## Problem
Search the records for the word "рисунке" and pick out every line that has it.

## Dataset entries
────────────────────
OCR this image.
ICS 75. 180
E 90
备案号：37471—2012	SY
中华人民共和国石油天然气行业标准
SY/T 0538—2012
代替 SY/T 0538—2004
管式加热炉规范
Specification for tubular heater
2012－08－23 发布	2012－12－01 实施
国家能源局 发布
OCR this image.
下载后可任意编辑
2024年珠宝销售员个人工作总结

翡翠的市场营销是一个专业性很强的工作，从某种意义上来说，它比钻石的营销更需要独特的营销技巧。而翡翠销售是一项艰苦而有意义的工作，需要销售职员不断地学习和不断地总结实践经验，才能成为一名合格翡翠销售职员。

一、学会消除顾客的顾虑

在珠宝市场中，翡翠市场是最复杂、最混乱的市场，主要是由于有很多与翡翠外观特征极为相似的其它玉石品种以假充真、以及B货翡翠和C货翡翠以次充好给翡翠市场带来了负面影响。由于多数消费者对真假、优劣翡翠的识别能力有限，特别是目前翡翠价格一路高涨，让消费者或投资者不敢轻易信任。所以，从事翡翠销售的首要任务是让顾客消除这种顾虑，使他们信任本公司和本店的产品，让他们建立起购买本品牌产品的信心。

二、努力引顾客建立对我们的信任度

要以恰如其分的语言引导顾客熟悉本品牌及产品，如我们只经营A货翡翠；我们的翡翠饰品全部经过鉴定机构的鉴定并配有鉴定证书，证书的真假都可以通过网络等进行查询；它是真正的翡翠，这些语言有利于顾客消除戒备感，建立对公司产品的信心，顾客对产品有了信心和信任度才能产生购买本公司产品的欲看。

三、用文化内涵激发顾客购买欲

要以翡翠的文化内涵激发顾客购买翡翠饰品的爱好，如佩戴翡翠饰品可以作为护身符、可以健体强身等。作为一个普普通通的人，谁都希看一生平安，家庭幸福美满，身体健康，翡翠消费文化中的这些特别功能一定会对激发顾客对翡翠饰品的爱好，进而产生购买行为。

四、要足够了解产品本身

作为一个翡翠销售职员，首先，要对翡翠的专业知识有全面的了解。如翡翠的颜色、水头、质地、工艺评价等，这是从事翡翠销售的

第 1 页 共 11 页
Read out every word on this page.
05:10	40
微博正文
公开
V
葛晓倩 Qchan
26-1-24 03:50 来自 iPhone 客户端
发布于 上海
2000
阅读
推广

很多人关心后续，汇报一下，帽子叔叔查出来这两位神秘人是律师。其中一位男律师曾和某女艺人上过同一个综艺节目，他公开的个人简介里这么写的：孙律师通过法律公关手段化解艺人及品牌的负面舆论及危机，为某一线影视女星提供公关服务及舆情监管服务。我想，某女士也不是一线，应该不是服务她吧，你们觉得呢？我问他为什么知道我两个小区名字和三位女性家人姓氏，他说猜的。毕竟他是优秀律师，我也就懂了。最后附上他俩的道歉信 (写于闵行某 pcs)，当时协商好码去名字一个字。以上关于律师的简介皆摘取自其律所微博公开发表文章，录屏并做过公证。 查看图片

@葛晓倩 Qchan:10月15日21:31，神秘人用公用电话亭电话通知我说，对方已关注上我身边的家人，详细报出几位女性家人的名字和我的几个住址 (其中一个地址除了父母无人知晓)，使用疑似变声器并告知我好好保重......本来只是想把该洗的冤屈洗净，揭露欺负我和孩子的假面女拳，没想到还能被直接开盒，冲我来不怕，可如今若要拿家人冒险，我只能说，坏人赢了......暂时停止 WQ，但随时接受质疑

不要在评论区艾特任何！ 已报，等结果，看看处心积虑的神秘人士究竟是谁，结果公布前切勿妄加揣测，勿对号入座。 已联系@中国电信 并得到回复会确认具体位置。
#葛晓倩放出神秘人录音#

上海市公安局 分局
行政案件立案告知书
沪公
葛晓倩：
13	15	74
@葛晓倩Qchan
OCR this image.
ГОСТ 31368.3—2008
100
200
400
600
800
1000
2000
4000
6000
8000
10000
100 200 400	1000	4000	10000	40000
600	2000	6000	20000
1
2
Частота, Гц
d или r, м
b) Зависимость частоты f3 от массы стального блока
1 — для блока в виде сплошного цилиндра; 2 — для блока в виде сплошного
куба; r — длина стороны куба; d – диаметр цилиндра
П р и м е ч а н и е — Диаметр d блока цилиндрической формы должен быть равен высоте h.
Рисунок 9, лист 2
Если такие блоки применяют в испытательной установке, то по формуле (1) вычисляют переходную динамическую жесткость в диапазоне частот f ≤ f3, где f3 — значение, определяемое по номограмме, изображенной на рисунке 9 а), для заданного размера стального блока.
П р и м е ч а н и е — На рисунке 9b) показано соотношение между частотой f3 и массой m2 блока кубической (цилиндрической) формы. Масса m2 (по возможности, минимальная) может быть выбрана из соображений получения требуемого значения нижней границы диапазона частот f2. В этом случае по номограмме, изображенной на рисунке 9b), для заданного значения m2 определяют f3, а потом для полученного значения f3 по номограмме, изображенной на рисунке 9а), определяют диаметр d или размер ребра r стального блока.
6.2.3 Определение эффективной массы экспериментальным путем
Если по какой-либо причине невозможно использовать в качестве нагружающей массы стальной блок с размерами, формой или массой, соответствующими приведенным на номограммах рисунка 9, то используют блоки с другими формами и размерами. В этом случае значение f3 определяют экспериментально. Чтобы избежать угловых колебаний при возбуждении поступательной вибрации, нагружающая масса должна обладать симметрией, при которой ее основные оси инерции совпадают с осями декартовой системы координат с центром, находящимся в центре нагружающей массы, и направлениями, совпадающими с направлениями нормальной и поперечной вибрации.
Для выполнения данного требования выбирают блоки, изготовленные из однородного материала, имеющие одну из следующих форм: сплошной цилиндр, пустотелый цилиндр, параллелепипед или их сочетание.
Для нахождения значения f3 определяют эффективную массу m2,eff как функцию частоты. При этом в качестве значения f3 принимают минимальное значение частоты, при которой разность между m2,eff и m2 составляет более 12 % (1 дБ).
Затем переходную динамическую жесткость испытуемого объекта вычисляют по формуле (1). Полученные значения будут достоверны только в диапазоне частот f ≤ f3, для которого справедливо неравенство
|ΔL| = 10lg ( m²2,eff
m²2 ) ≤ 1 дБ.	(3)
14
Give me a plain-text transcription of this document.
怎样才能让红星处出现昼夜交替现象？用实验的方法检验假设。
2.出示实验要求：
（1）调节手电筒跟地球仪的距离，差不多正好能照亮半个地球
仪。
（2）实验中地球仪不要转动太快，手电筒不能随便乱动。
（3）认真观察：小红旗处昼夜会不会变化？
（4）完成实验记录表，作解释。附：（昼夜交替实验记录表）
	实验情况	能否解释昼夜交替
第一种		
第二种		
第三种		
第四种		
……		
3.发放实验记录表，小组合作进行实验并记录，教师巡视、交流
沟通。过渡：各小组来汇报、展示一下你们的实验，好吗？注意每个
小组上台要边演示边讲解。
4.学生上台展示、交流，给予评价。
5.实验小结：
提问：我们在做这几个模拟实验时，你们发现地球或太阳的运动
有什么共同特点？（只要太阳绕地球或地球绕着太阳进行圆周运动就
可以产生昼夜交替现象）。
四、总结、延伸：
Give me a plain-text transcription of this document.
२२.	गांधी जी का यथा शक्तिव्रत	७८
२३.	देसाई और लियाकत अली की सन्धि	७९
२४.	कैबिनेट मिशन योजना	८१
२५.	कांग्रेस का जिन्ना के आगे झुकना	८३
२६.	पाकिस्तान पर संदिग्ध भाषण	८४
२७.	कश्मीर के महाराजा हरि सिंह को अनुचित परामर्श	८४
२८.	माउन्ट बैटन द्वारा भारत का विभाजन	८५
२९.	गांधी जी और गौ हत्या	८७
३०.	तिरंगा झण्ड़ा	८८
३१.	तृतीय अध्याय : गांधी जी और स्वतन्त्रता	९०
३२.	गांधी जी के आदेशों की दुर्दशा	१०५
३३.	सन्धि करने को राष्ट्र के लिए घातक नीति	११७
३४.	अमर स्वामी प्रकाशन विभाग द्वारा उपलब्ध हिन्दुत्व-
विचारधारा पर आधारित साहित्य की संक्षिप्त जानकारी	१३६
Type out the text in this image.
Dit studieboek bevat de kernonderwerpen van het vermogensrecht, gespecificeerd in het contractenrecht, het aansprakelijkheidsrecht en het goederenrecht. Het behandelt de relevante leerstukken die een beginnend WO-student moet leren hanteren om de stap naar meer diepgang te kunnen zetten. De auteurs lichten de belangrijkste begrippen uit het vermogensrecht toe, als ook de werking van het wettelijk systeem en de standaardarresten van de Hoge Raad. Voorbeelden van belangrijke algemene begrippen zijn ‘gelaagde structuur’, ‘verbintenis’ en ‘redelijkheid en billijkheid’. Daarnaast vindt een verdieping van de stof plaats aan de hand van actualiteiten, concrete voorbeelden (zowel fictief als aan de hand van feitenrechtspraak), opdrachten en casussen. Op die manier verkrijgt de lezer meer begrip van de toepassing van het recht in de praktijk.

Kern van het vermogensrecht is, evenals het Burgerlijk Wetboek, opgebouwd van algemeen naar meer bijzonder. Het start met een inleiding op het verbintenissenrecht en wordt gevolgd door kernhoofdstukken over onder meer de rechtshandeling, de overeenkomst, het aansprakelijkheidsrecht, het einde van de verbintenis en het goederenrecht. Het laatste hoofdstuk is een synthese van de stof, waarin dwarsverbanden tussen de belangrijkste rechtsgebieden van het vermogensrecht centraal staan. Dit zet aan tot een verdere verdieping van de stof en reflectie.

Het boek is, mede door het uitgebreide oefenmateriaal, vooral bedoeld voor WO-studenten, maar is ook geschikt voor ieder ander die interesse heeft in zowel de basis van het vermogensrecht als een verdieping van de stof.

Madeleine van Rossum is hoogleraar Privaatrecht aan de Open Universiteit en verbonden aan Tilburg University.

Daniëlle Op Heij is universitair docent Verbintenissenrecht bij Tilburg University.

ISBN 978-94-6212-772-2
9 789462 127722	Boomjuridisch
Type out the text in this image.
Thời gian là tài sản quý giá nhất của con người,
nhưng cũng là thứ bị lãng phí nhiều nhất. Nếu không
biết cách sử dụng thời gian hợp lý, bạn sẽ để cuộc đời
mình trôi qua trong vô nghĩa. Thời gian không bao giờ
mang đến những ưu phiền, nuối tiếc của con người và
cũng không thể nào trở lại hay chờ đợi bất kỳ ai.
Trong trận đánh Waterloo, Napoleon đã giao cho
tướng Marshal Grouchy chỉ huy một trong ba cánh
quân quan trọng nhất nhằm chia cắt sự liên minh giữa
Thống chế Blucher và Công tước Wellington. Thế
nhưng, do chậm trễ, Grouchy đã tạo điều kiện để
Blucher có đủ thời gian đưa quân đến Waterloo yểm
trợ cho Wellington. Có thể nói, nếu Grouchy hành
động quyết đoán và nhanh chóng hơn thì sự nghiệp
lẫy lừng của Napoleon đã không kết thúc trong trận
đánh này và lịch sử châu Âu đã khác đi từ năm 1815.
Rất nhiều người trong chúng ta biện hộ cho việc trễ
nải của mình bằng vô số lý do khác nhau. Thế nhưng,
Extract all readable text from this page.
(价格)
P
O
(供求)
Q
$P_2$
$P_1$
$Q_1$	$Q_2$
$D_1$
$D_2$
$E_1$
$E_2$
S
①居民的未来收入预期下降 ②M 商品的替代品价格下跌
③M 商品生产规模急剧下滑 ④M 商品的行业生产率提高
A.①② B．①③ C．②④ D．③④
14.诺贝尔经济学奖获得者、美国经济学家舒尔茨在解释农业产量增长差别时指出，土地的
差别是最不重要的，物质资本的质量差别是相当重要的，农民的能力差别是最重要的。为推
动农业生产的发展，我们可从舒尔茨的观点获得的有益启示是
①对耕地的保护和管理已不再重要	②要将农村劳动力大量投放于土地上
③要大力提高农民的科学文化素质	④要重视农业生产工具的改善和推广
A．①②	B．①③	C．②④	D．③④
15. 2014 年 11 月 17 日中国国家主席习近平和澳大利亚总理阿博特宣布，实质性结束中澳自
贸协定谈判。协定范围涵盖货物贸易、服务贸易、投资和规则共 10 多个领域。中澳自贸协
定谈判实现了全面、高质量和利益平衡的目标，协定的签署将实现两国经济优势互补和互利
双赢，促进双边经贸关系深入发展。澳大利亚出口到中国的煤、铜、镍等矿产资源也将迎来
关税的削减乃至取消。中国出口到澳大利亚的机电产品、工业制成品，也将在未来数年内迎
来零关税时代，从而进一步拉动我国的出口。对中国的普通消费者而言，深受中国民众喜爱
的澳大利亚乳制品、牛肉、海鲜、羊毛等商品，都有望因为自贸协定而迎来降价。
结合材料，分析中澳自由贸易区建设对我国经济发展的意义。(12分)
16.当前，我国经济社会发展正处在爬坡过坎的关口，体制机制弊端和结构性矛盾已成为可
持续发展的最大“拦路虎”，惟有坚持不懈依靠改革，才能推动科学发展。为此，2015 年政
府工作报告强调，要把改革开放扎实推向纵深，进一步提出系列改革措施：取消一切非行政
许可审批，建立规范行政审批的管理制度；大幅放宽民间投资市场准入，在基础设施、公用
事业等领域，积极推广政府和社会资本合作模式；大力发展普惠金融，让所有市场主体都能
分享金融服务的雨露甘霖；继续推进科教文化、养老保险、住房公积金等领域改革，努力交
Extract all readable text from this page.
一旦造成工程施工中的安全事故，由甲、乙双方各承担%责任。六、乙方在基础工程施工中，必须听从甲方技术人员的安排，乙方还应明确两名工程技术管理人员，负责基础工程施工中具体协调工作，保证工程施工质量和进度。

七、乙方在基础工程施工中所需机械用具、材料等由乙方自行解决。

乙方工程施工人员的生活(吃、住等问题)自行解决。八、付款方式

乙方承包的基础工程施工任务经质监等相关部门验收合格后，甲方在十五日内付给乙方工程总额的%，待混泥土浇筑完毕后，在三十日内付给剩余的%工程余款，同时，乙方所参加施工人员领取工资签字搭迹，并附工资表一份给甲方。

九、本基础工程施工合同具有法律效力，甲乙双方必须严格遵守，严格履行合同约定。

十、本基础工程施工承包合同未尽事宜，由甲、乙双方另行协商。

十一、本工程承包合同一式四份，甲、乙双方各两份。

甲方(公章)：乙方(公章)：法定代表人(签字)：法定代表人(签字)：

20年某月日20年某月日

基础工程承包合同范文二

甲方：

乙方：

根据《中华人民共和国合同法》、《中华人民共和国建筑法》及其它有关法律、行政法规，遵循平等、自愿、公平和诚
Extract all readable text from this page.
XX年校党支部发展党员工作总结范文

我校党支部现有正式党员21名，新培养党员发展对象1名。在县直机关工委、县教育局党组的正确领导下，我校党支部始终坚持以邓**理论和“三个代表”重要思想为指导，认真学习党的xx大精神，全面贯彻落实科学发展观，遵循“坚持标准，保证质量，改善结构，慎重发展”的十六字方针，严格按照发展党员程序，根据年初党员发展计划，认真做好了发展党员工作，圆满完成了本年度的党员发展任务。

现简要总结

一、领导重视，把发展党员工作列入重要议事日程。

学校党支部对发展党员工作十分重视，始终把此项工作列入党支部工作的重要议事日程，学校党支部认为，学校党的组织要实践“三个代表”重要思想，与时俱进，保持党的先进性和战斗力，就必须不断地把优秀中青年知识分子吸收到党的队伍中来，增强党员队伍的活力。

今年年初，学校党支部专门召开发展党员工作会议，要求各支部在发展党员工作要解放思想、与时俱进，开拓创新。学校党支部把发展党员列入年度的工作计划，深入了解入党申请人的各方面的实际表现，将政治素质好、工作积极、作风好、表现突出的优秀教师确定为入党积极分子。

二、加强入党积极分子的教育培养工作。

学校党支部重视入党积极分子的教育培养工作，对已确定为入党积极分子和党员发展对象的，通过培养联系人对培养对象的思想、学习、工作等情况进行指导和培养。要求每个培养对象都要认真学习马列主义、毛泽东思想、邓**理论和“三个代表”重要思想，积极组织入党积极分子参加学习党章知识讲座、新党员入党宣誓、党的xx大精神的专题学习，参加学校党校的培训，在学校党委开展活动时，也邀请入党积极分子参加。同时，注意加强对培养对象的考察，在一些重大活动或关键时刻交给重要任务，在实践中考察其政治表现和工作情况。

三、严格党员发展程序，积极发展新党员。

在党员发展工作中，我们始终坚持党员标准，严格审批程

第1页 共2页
────────────────────
## Correct output
Если такие блоки применяют в испытательной установке, то по формуле (1) вычисляют переходную динамическую жесткость в диапазоне частот f ≤ f3, где f3 — значение, определяемое по номограмме, изображенной на рисунке 9 а), для заданного размера стального блока.
П р и м е ч а н и е — На рисунке 9b) показано соотношение между частотой f3 и массой m2 блока кубической (цилиндрической) формы. Масса m2 (по возможности, минимальная) может быть выбрана из соображений получения требуемого значения нижней границы диапазона частот f2. В этом случае по номограмме, изображенной на рисунке 9b), для заданного значения m2 определяют f3, а потом для полученного значения f3 по номограмме, изображенной на рисунке 9а), определяют диаметр d или размер ребра r стального блока.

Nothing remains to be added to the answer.